- SET PROBLEM -
In the passage on the Diablo Canyon closure plan, rewrite the part that opens with the words containing "Diablo Canyon Nuclear" and closes with "of the world.", changing "zero-emissions" to "carbon-free".

- TEXT SEGMENT -
Diablo Canyon Nuclear Closure Plan: An Important Model

Diablo Canyon Power Plant Control Room
Diablo Canyon Power Plant Control Room
Credit: PG&E

Fourteen U.S. nuclear reactors have now been shut down or their owners have announced their closures since 2010, either because they were uneconomic in today’s electricity markets or had operational or environmental problems. The Joint Proposal announced yesterday for the two reactors at California’s Diablo Canyon Power Plant is historic, because it is the first time any utility owner has committed to a plan to replace retiring nuclear generation with 100 percent, zero-emissions, clean electricity-generating resources that are also lower cost. This shows that with careful planning, there is no need to substitute polluting fossil fuels for retiring nuclear generation –-an important model for the rest of the world.

The Diablo Joint Proposal signed by Pacific Gas & Electric (PG&E), Friends of the Earth, NRDC, labor and other environmental groups is further proof that our energy system is changing, and renewable energy and other resources can fill the gaps left from shuttering nuclear plants.

Energy efficiency, wind, and solar address climate change without nuclear energy’s burdens of highly radioactive waste, the need for physical and cyber security to guard against terrorist nuclear threats, the risk of radiation release in a major accident, and the nuclear weapons proliferation problem.

- RAW RECORDS -
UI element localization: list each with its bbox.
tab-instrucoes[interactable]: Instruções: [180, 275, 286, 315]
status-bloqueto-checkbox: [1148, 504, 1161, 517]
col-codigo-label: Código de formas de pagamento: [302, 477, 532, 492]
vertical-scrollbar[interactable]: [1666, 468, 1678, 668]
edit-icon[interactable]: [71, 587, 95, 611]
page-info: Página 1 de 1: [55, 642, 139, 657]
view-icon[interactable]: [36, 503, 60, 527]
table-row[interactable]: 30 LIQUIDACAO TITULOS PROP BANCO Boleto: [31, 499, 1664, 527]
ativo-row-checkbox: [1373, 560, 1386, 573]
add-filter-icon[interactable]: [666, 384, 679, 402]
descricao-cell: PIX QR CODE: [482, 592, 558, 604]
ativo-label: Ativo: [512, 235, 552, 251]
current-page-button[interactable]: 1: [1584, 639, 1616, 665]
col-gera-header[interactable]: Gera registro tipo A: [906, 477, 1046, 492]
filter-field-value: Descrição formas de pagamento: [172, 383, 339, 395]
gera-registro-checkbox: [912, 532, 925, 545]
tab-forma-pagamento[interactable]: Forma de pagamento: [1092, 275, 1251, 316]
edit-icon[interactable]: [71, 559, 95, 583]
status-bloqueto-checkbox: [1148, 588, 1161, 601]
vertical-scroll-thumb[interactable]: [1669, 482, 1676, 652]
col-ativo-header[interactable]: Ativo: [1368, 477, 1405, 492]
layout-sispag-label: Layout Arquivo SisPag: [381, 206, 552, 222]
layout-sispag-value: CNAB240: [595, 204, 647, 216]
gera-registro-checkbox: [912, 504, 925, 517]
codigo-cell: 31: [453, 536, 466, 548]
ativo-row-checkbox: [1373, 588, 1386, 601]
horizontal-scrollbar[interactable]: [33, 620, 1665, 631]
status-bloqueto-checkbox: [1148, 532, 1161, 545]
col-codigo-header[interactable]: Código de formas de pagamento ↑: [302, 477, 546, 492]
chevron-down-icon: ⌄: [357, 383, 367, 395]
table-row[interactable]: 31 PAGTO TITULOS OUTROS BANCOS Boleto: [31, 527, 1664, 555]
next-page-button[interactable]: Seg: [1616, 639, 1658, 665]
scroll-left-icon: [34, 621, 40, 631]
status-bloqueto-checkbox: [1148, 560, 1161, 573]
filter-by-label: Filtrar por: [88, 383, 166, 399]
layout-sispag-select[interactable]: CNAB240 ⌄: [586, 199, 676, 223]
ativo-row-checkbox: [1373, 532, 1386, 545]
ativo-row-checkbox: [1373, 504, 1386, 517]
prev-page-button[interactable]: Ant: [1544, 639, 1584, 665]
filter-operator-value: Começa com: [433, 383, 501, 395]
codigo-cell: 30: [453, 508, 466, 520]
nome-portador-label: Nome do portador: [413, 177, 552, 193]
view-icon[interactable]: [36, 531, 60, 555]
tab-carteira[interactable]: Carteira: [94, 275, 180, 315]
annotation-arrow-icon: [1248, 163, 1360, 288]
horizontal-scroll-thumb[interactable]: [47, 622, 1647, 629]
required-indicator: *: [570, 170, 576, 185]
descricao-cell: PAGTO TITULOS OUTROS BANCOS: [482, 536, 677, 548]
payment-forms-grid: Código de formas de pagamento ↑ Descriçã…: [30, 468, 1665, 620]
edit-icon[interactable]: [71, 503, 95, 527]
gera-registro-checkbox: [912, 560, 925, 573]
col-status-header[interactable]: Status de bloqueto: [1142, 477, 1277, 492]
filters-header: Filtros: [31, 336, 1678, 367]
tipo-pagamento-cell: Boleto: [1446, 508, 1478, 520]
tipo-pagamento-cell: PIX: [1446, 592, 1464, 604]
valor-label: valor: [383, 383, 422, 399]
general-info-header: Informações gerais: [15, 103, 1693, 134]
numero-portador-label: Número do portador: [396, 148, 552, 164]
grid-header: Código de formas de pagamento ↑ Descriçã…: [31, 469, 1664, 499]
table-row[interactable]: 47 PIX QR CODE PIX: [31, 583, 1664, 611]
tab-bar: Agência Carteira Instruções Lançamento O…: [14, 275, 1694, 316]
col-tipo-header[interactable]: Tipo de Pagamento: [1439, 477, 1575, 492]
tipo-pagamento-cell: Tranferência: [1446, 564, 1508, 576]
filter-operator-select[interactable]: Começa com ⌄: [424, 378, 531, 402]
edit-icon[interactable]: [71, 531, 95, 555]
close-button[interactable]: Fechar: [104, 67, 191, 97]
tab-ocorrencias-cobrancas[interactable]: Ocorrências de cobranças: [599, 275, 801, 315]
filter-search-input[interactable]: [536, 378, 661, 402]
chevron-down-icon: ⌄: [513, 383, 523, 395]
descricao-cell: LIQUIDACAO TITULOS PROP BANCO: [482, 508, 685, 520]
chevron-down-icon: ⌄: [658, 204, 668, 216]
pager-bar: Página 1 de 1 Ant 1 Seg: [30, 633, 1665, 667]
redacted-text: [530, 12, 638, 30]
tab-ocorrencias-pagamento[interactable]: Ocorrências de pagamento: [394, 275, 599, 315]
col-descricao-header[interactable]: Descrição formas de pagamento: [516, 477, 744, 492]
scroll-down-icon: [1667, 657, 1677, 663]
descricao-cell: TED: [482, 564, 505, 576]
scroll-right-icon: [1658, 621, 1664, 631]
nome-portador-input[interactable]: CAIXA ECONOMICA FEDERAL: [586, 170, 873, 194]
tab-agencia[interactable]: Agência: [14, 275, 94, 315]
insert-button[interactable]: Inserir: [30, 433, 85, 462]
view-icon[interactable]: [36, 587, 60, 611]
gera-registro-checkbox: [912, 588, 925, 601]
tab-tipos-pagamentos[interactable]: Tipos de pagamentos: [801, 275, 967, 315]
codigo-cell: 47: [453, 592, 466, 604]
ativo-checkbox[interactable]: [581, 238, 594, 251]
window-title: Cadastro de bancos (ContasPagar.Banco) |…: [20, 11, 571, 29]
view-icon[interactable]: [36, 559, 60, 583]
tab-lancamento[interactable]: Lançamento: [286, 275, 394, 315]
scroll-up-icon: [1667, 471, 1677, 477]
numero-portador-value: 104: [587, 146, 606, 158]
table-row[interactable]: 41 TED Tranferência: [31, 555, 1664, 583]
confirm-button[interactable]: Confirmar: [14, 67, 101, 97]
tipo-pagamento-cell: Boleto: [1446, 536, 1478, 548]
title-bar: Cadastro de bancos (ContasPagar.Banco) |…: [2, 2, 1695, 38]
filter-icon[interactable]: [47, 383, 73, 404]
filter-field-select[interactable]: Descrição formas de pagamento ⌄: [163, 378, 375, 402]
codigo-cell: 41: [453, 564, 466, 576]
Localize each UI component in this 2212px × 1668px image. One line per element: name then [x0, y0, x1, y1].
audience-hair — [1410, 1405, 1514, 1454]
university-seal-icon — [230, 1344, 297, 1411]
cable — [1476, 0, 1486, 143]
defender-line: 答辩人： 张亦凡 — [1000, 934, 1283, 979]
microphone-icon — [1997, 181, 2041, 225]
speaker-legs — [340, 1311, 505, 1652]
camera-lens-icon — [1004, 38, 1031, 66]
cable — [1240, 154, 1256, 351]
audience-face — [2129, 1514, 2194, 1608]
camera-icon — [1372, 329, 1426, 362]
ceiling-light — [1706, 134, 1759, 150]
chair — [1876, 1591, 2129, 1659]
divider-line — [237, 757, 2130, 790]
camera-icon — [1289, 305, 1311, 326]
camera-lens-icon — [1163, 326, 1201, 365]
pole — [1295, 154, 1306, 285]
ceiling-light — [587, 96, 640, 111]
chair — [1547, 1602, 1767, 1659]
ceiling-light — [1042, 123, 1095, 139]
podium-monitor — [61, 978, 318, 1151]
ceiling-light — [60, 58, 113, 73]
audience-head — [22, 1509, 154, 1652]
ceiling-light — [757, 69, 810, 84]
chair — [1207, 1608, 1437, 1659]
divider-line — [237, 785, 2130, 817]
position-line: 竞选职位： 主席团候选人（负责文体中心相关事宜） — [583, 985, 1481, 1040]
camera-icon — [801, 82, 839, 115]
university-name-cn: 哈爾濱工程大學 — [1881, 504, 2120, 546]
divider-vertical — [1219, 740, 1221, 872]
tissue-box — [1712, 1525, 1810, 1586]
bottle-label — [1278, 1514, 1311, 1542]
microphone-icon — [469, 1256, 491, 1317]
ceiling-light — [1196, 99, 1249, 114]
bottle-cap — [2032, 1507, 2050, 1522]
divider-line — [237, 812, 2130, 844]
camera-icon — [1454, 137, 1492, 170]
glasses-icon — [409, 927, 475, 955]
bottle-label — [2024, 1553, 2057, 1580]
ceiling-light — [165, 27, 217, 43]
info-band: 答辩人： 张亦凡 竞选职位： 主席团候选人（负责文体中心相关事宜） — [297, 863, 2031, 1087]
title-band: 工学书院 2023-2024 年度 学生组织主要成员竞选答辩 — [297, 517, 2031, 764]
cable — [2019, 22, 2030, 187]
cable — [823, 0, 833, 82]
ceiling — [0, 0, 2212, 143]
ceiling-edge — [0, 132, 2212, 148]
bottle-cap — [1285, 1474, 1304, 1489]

- WRITTEN SOLUTION -
Diablo Canyon Nuclear Closure Plan: An Important Model

Diablo Canyon Power Plant Control Room
Diablo Canyon Power Plant Control Room
Credit: PG&E

Fourteen U.S. nuclear reactors have now been shut down or their owners have announced their closures since 2010, either because they were uneconomic in today’s electricity markets or had operational or environmental problems. The Joint Proposal announced yesterday for the two reactors at California’s Diablo Canyon Power Plant is historic, because it is the first time any utility owner has committed to a plan to replace retiring nuclear generation with 100 percent, carbon-free, clean electricity-generating resources that are also lower cost. This shows that with careful planning, there is no need to substitute polluting fossil fuels for retiring nuclear generation –-an important model for the rest of the world.